Work to do:
Say how many lines contain the word "true" and give no other text.

Input data:
——————

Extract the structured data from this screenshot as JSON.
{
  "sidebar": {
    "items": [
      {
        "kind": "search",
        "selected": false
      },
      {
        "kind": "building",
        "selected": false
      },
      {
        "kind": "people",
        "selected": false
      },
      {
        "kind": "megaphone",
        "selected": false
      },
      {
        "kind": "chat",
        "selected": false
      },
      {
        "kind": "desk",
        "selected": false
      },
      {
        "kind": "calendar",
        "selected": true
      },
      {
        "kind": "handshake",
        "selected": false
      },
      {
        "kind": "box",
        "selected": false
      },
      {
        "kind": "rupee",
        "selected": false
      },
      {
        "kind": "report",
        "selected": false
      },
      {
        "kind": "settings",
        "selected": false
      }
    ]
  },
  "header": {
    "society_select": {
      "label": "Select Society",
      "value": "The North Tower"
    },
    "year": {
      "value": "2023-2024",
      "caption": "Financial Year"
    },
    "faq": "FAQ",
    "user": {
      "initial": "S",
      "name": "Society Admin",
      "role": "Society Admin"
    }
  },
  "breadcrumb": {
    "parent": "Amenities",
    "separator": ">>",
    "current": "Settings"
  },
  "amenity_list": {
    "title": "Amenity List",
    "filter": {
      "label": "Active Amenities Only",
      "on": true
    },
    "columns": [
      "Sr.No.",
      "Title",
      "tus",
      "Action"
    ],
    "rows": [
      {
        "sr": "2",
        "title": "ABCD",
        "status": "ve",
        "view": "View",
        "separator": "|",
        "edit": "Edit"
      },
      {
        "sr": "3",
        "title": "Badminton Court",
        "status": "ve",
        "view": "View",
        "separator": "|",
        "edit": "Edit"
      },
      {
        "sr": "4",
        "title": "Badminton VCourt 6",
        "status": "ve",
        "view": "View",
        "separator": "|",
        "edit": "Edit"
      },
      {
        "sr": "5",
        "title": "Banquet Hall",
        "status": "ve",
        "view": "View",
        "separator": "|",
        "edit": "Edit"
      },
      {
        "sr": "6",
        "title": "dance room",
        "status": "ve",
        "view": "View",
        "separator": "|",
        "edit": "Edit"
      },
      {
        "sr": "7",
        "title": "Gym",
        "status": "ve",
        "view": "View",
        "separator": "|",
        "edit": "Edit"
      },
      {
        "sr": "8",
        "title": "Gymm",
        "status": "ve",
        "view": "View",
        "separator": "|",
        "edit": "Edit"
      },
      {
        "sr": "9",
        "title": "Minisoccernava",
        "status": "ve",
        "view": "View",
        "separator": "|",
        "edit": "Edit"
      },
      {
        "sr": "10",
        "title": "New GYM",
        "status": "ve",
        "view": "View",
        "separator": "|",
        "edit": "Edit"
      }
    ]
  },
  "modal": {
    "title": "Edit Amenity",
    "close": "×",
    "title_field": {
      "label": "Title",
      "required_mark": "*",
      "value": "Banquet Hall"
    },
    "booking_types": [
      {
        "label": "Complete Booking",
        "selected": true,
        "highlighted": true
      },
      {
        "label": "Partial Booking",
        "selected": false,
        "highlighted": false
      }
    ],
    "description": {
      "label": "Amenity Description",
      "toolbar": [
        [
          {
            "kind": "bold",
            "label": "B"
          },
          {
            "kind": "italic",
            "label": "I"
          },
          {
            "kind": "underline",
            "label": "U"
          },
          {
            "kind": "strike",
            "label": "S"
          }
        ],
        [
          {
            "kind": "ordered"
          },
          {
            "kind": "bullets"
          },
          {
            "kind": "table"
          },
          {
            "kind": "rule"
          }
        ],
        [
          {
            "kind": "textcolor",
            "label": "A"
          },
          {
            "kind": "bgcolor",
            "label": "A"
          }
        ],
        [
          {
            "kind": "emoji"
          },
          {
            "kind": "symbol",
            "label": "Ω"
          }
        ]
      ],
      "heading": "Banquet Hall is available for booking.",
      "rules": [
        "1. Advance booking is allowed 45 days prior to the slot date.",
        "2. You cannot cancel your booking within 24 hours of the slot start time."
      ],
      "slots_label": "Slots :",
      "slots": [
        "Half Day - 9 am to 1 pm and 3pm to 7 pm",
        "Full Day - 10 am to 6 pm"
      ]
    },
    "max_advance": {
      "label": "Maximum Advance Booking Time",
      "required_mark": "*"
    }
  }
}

——————

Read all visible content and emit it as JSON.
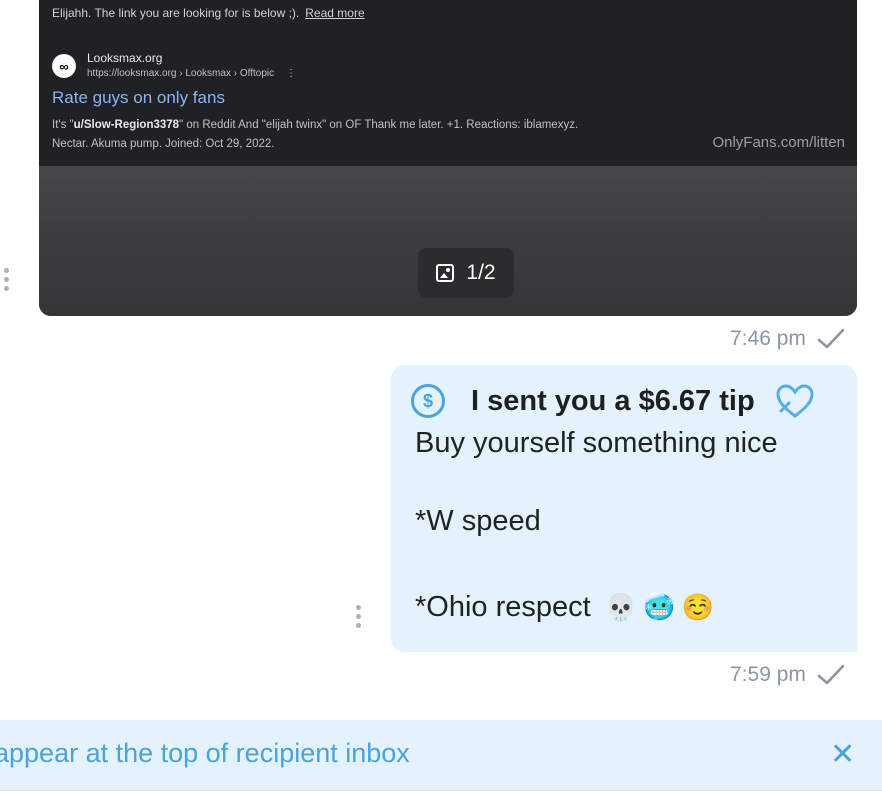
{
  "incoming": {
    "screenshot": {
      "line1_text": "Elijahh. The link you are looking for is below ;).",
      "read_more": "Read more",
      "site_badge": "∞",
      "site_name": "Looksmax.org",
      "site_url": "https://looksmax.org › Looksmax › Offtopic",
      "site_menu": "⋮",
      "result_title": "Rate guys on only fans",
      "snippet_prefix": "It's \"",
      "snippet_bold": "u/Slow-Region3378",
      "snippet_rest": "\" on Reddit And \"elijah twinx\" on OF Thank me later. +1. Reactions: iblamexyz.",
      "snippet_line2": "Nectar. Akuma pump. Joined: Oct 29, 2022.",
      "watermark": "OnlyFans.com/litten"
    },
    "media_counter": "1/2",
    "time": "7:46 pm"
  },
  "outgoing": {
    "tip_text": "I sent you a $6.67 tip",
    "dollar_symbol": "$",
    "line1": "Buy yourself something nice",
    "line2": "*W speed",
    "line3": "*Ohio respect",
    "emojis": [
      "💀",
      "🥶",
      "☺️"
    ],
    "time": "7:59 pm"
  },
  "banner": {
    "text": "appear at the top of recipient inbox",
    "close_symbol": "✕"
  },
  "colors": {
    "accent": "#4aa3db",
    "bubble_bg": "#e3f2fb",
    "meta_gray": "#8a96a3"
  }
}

——————

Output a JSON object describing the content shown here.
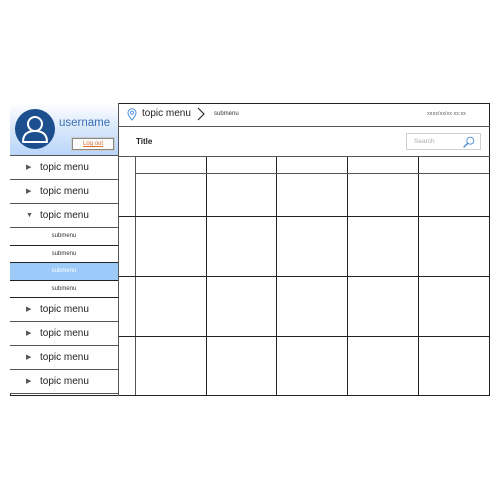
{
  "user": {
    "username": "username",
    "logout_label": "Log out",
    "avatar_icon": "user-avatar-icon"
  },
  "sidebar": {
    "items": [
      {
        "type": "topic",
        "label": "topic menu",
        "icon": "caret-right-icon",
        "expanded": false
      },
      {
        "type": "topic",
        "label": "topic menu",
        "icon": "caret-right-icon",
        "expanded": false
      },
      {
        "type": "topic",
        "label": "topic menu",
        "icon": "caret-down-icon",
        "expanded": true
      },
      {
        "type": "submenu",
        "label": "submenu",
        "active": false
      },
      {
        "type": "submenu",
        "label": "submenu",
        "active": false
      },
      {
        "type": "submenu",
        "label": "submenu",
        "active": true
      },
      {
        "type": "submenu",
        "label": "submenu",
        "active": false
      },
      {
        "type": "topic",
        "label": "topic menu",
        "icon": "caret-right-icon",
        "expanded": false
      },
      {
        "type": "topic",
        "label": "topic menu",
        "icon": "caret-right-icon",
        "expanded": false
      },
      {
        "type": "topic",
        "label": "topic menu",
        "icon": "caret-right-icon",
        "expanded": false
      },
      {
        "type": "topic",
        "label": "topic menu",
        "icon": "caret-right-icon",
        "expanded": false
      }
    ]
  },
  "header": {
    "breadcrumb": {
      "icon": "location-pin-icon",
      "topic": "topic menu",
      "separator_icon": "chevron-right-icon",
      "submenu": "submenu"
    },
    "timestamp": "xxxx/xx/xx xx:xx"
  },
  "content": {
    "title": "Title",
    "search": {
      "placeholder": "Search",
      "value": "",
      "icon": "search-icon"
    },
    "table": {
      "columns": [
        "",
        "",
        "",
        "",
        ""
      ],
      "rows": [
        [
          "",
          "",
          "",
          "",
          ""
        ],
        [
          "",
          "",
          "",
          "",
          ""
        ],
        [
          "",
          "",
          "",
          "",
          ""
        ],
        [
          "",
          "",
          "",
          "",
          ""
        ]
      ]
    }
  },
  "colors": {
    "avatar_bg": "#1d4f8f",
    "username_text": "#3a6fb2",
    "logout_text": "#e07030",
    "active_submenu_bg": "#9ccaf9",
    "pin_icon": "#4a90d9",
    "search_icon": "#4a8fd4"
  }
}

——————

Exercise output:
6